| GOAL OF THE EXERCISE |
Reproduce all of the data that follows, character for character.

| RAW RECORDS |
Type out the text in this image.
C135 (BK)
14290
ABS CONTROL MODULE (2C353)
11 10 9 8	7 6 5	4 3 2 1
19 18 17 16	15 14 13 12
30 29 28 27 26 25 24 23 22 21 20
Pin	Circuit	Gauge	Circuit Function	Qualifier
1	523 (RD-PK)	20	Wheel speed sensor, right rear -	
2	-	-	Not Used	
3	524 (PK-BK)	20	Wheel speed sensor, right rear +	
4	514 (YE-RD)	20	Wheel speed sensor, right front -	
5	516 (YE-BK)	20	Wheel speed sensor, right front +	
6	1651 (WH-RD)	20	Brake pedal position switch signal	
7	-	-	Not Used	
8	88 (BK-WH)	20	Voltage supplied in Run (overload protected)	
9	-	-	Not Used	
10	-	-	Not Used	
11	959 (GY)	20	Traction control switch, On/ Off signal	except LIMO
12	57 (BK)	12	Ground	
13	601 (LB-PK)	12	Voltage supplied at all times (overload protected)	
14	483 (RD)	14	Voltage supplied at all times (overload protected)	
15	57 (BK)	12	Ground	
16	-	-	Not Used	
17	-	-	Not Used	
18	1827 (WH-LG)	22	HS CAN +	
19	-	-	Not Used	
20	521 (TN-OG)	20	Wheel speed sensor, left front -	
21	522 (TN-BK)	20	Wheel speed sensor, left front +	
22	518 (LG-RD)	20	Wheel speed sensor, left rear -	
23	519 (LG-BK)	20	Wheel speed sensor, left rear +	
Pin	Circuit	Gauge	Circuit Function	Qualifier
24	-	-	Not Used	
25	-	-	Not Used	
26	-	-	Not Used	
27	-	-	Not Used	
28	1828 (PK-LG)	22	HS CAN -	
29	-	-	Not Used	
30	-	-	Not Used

| ANSWER BELOW |
Type out the text in this image.
C135 (BK)
14290
ABS CONTROL MODULE (2C353)
11 10 9 8	7 6 5	4 3 2 1
19 18 17 16	15 14 13 12
30 29 28 27 26 25 24 23 22 21 20
Pin	Circuit	Gauge	Circuit Function	Qualifier
1	523 (RD-PK)	20	Wheel speed sensor, right rear -	
2	-	-	Not Used	
3	524 (PK-BK)	20	Wheel speed sensor, right rear +	
4	514 (YE-RD)	20	Wheel speed sensor, right front -	
5	516 (YE-BK)	20	Wheel speed sensor, right front +	
6	1651 (WH-RD)	20	Brake pedal position switch signal	
7	-	-	Not Used	
8	88 (BK-WH)	20	Voltage supplied in Run (overload protected)	
9	-	-	Not Used	
10	-	-	Not Used	
11	959 (GY)	20	Traction control switch, On/ Off signal	except LIMO
12	57 (BK)	12	Ground	
13	601 (LB-PK)	12	Voltage supplied at all times (overload protected)	
14	483 (RD)	14	Voltage supplied at all times (overload protected)	
15	57 (BK)	12	Ground	
16	-	-	Not Used	
17	-	-	Not Used	
18	1827 (WH-LG)	22	HS CAN +	
19	-	-	Not Used	
20	521 (TN-OG)	20	Wheel speed sensor, left front -	
21	522 (TN-BK)	20	Wheel speed sensor, left front +	
22	518 (LG-RD)	20	Wheel speed sensor, left rear -	
23	519 (LG-BK)	20	Wheel speed sensor, left rear +	
Pin	Circuit	Gauge	Circuit Function	Qualifier
24	-	-	Not Used	
25	-	-	Not Used	
26	-	-	Not Used	
27	-	-	Not Used	
28	1828 (PK-LG)	22	HS CAN -	
29	-	-	Not Used	
30	-	-	Not Used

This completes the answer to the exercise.